---------- Material shown ----------

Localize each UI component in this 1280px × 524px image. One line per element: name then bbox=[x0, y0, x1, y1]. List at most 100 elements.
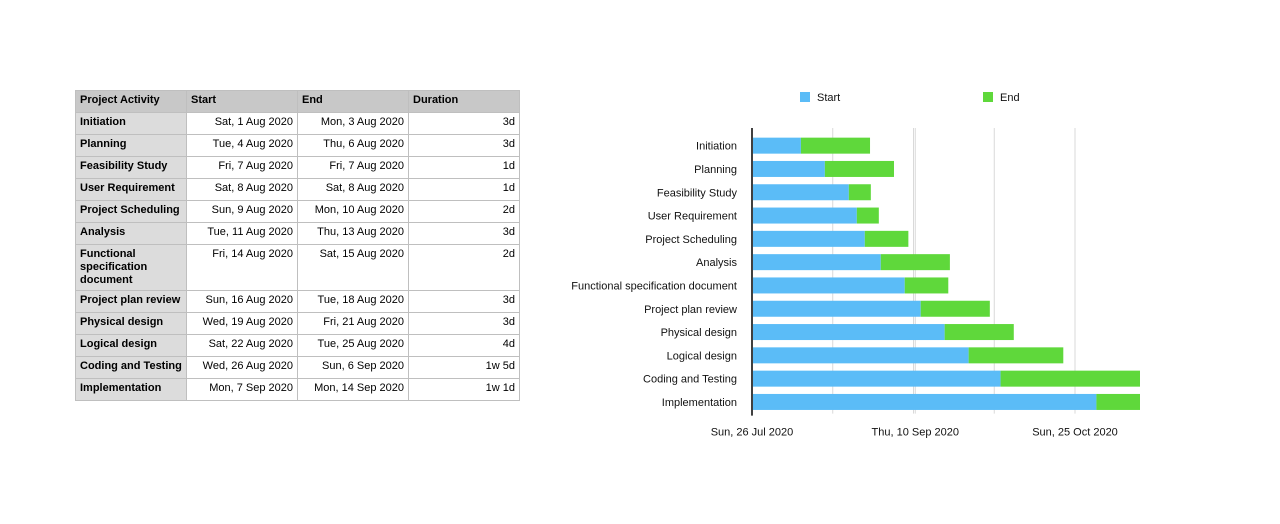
end-cell: Sun, 6 Sep 2020 bbox=[297, 356, 409, 379]
start-cell: Sat, 1 Aug 2020 bbox=[186, 112, 298, 135]
legend-label: Start bbox=[817, 92, 840, 104]
end-cell: Mon, 10 Aug 2020 bbox=[297, 200, 409, 223]
end-cell: Thu, 6 Aug 2020 bbox=[297, 134, 409, 157]
table-row: Analysis Tue, 11 Aug 2020 Thu, 13 Aug 2020… bbox=[75, 222, 520, 245]
activity-cell: Project plan review bbox=[75, 290, 187, 313]
bar-start bbox=[753, 160, 825, 177]
start-cell: Tue, 4 Aug 2020 bbox=[186, 134, 298, 157]
x-tick-label: Sun, 26 Jul 2020 bbox=[711, 427, 794, 439]
header-project-activity: Project Activity bbox=[75, 90, 187, 113]
table-row: Physical design Wed, 19 Aug 2020 Fri, 21 A… bbox=[75, 312, 520, 335]
duration-cell: 2d bbox=[408, 200, 520, 223]
bar-end bbox=[920, 300, 990, 317]
bar-start bbox=[753, 277, 905, 294]
activity-cell: Feasibility Study bbox=[75, 156, 187, 179]
table-header-row: Project Activity Start End Duration bbox=[75, 90, 520, 113]
start-cell: Fri, 7 Aug 2020 bbox=[186, 156, 298, 179]
duration-cell: 3d bbox=[408, 312, 520, 335]
end-cell: Thu, 13 Aug 2020 bbox=[297, 222, 409, 245]
category-label: Project Scheduling bbox=[645, 234, 737, 246]
category-label: User Requirement bbox=[648, 211, 737, 223]
table-row: Feasibility Study Fri, 7 Aug 2020 Fri, 7 A… bbox=[75, 156, 520, 179]
category-label: Feasibility Study bbox=[657, 187, 738, 199]
category-label: Functional specification document bbox=[571, 280, 737, 292]
activity-cell: Logical design bbox=[75, 334, 187, 357]
category-label: Initiation bbox=[696, 141, 737, 153]
bar-start bbox=[753, 230, 865, 247]
activity-cell: Functional specification document bbox=[75, 244, 187, 291]
legend-label: End bbox=[1000, 92, 1020, 104]
duration-cell: 1w 5d bbox=[408, 356, 520, 379]
start-cell: Tue, 11 Aug 2020 bbox=[186, 222, 298, 245]
legend-swatch bbox=[983, 92, 993, 102]
end-cell: Tue, 18 Aug 2020 bbox=[297, 290, 409, 313]
bar-end bbox=[880, 254, 950, 271]
end-cell: Tue, 25 Aug 2020 bbox=[297, 334, 409, 357]
duration-cell: 4d bbox=[408, 334, 520, 357]
activity-cell: Project Scheduling bbox=[75, 200, 187, 223]
legend-swatch bbox=[800, 92, 810, 102]
table-row: Initiation Sat, 1 Aug 2020 Mon, 3 Aug 2020… bbox=[75, 112, 520, 135]
start-cell: Fri, 14 Aug 2020 bbox=[186, 244, 298, 291]
duration-cell: 2d bbox=[408, 244, 520, 291]
bar-end bbox=[856, 207, 879, 224]
end-cell: Sat, 15 Aug 2020 bbox=[297, 244, 409, 291]
activity-cell: Coding and Testing bbox=[75, 356, 187, 379]
gantt-chart: Initiation Planning Feasibility Study User … bbox=[571, 92, 1140, 439]
table-row: Planning Tue, 4 Aug 2020 Thu, 6 Aug 2020 3d bbox=[75, 134, 520, 157]
table-row: Coding and Testing Wed, 26 Aug 2020 Sun, 6… bbox=[75, 356, 520, 379]
bar-start bbox=[753, 137, 801, 154]
duration-cell: 1w 1d bbox=[408, 378, 520, 401]
end-cell: Mon, 3 Aug 2020 bbox=[297, 112, 409, 135]
bar-start bbox=[753, 207, 857, 224]
activity-cell: Analysis bbox=[75, 222, 187, 245]
duration-cell: 3d bbox=[408, 222, 520, 245]
header-start: Start bbox=[186, 90, 298, 113]
header-duration: Duration bbox=[408, 90, 520, 113]
table-row: User Requirement Sat, 8 Aug 2020 Sat, 8 Au… bbox=[75, 178, 520, 201]
duration-cell: 3d bbox=[408, 134, 520, 157]
start-cell: Sun, 16 Aug 2020 bbox=[186, 290, 298, 313]
bar-start bbox=[753, 300, 921, 317]
duration-cell: 1d bbox=[408, 178, 520, 201]
bar-end bbox=[800, 137, 871, 154]
bar-end bbox=[968, 347, 1064, 364]
header-end: End bbox=[297, 90, 409, 113]
activity-cell: Physical design bbox=[75, 312, 187, 335]
bar-start bbox=[753, 347, 969, 364]
activity-cell: Implementation bbox=[75, 378, 187, 401]
bar-start bbox=[753, 393, 1097, 410]
table-row: Functional specification document Fri, 14… bbox=[75, 244, 520, 291]
start-cell: Wed, 19 Aug 2020 bbox=[186, 312, 298, 335]
x-tick-label: Sun, 25 Oct 2020 bbox=[1032, 427, 1118, 439]
start-cell: Mon, 7 Sep 2020 bbox=[186, 378, 298, 401]
category-label: Project plan review bbox=[644, 304, 737, 316]
end-cell: Sat, 8 Aug 2020 bbox=[297, 178, 409, 201]
start-cell: Wed, 26 Aug 2020 bbox=[186, 356, 298, 379]
bar-start bbox=[753, 324, 945, 341]
table-row: Implementation Mon, 7 Sep 2020 Mon, 14 Sep… bbox=[75, 378, 520, 401]
start-cell: Sat, 22 Aug 2020 bbox=[186, 334, 298, 357]
category-label: Analysis bbox=[696, 257, 737, 269]
bar-end bbox=[1096, 393, 1140, 410]
end-cell: Fri, 7 Aug 2020 bbox=[297, 156, 409, 179]
bar-end bbox=[1000, 370, 1140, 387]
activity-cell: Planning bbox=[75, 134, 187, 157]
end-cell: Fri, 21 Aug 2020 bbox=[297, 312, 409, 335]
end-cell: Mon, 14 Sep 2020 bbox=[297, 378, 409, 401]
bar-end bbox=[824, 160, 894, 177]
category-label: Coding and Testing bbox=[643, 374, 737, 386]
bar-end bbox=[944, 324, 1014, 341]
activity-cell: Initiation bbox=[75, 112, 187, 135]
category-label: Planning bbox=[694, 164, 737, 176]
schedule-table: Project Activity Start End Duration Init… bbox=[75, 90, 520, 401]
bar-end bbox=[848, 184, 871, 201]
duration-cell: 1d bbox=[408, 156, 520, 179]
activity-cell: User Requirement bbox=[75, 178, 187, 201]
bar-start bbox=[753, 254, 881, 271]
bar-end bbox=[904, 277, 949, 294]
bar-end bbox=[864, 230, 909, 247]
table-row: Project plan review Sun, 16 Aug 2020 Tue, … bbox=[75, 290, 520, 313]
x-tick-label: Thu, 10 Sep 2020 bbox=[872, 427, 959, 439]
duration-cell: 3d bbox=[408, 112, 520, 135]
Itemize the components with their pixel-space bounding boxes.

----------

▸ Problem
Copy out the entries from the line with "end-cell: Sun, 6" to the line with "header-project-activity: Project Activity", both included, keeping every character unchanged.

▸ Solution to the exercise
end-cell: Sun, 6 Sep 2020 bbox=[297, 356, 409, 379]
start-cell: Sat, 1 Aug 2020 bbox=[186, 112, 298, 135]
legend-label: Start bbox=[817, 92, 840, 104]
end-cell: Mon, 10 Aug 2020 bbox=[297, 200, 409, 223]
end-cell: Thu, 6 Aug 2020 bbox=[297, 134, 409, 157]
table-row: Analysis Tue, 11 Aug 2020 Thu, 13 Aug 2020… bbox=[75, 222, 520, 245]
activity-cell: Project plan review bbox=[75, 290, 187, 313]
bar-start bbox=[753, 160, 825, 177]
start-cell: Tue, 4 Aug 2020 bbox=[186, 134, 298, 157]
x-tick-label: Sun, 26 Jul 2020 bbox=[711, 427, 794, 439]
header-project-activity: Project Activity bbox=[75, 90, 187, 113]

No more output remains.